RECORDS FOR THE EXERCISE:

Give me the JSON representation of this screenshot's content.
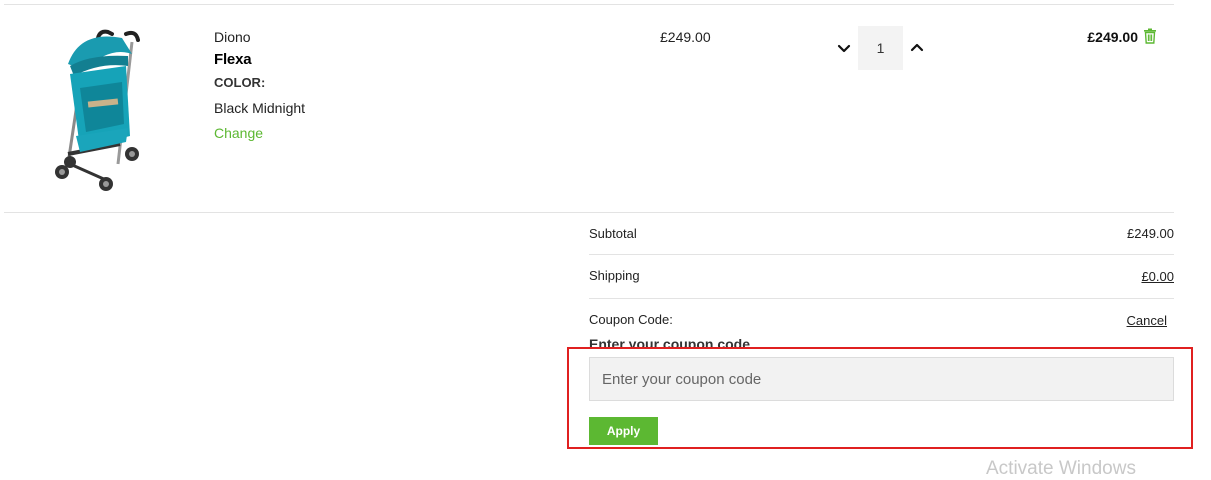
{
  "cart_item": {
    "image_icon": "stroller-product-image",
    "brand": "Diono",
    "model": "Flexa",
    "color_label": "COLOR:",
    "color_value": "Black Midnight",
    "change_link": "Change",
    "unit_price": "£249.00",
    "quantity": "1",
    "line_total": "£249.00",
    "delete_icon": "trash-icon"
  },
  "summary": {
    "subtotal_label": "Subtotal",
    "subtotal_value": "£249.00",
    "shipping_label": "Shipping",
    "shipping_value": "£0.00",
    "coupon_label": "Coupon Code:",
    "cancel_link": "Cancel"
  },
  "coupon": {
    "title": "Enter your coupon code",
    "placeholder": "Enter your coupon code",
    "value": "",
    "apply_label": "Apply"
  },
  "watermark": "Activate Windows",
  "colors": {
    "accent_green": "#5cb832",
    "highlight_red": "#e02020",
    "input_bg": "#f2f2f2"
  }
}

EXERCISE TASK:
Omit pictures; set down the rest of the material word for word.

WRITTEN ANSWER:
Give me the JSON representation of this screenshot's content.
{
  "cart_item": {
    "image_icon": "stroller-product-image",
    "brand": "Diono",
    "model": "Flexa",
    "color_label": "COLOR:",
    "color_value": "Black Midnight",
    "change_link": "Change",
    "unit_price": "£249.00",
    "quantity": "1",
    "line_total": "£249.00",
    "delete_icon": "trash-icon"
  },
  "summary": {
    "subtotal_label": "Subtotal",
    "subtotal_value": "£249.00",
    "shipping_label": "Shipping",
    "shipping_value": "£0.00",
    "coupon_label": "Coupon Code:",
    "cancel_link": "Cancel"
  },
  "coupon": {
    "title": "Enter your coupon code",
    "placeholder": "Enter your coupon code",
    "value": "",
    "apply_label": "Apply"
  },
  "watermark": "Activate Windows",
  "colors": {
    "accent_green": "#5cb832",
    "highlight_red": "#e02020",
    "input_bg": "#f2f2f2"
  }
}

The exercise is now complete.